*CHALLENGE*
Every line holding the string "this" should be gathered.

>> START

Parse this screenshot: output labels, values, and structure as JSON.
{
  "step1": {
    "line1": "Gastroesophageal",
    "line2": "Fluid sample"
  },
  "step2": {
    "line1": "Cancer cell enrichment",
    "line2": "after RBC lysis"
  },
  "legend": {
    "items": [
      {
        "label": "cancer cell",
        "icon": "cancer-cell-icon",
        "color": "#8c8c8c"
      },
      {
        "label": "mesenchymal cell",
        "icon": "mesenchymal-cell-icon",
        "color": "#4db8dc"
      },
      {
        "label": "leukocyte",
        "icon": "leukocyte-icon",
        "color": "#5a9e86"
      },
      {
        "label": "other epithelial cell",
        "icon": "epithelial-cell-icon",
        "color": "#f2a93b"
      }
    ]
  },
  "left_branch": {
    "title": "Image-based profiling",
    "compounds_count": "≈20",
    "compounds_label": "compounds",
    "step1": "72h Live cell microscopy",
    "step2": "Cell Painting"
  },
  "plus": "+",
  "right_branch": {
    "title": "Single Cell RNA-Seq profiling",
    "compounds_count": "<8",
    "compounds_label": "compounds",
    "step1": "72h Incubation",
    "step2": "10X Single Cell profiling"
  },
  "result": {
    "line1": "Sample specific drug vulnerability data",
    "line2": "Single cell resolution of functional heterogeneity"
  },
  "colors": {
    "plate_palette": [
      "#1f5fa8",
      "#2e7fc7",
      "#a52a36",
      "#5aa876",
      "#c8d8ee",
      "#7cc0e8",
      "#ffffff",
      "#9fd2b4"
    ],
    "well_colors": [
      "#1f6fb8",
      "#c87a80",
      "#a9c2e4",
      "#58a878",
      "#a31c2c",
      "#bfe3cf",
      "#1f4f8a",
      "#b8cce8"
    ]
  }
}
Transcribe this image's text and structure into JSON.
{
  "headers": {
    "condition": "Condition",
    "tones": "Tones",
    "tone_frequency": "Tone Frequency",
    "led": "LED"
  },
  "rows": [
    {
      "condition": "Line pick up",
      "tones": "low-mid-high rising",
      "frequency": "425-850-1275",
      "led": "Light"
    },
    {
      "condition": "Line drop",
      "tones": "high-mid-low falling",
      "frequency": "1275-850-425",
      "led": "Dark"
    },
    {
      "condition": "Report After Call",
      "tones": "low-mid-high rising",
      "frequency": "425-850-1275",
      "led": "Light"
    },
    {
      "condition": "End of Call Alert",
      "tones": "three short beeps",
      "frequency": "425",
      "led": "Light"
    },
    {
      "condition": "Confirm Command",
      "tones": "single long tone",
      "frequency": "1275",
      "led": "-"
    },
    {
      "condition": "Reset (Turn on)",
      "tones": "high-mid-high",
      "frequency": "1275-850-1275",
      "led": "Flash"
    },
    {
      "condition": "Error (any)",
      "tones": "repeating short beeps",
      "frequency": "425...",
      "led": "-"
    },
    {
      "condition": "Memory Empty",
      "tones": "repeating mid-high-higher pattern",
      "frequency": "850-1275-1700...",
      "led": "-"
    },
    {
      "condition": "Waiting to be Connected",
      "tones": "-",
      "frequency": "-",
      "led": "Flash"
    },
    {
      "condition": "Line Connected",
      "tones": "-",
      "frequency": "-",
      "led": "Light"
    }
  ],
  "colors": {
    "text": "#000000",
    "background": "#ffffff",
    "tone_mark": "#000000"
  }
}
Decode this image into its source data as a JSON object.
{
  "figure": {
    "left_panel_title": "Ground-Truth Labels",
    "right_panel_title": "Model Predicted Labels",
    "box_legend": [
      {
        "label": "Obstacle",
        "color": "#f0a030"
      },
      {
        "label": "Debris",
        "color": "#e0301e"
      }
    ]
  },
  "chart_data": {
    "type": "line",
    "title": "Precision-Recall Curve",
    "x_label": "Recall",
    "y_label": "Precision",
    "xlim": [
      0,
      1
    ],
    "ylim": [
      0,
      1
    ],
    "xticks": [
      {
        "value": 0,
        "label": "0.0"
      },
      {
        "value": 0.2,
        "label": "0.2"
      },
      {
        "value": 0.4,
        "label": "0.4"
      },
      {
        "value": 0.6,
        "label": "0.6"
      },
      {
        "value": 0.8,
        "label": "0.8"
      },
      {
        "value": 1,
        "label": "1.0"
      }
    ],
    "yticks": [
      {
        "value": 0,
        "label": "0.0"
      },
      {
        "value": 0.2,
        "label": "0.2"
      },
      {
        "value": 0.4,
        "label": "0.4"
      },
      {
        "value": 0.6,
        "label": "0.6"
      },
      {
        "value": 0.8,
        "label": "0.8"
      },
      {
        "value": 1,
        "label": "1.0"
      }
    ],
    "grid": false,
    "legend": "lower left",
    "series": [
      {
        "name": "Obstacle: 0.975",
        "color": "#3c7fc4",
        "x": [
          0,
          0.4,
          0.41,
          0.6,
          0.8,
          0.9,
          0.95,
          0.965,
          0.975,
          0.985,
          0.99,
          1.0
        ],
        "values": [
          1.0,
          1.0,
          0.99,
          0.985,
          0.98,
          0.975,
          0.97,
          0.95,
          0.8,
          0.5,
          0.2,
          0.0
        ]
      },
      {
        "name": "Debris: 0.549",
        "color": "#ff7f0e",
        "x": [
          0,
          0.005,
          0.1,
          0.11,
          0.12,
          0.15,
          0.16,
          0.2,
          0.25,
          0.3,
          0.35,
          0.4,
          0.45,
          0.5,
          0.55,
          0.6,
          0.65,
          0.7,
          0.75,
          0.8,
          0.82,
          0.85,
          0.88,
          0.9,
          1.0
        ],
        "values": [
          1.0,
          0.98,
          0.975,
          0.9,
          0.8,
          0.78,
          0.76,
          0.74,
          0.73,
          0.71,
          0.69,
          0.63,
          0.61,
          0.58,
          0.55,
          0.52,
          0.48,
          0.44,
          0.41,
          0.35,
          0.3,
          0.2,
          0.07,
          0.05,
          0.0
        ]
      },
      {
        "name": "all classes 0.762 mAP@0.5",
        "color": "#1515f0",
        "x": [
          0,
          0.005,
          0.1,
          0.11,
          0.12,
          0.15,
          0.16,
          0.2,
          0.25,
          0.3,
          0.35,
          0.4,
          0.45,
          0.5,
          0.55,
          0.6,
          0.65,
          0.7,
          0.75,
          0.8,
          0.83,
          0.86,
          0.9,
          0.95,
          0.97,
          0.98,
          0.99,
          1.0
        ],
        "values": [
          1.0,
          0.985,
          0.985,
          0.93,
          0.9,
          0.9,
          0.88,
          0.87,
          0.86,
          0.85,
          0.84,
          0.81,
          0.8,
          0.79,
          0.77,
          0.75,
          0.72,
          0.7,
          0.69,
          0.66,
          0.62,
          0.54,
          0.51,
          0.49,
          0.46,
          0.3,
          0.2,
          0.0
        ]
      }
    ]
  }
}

>> END

*REPLY*
Parse this screenshot: output labels, values, and structure as JSON.
Transcribe this image's text and structure into JSON.
Decode this image into its source data as a JSON object.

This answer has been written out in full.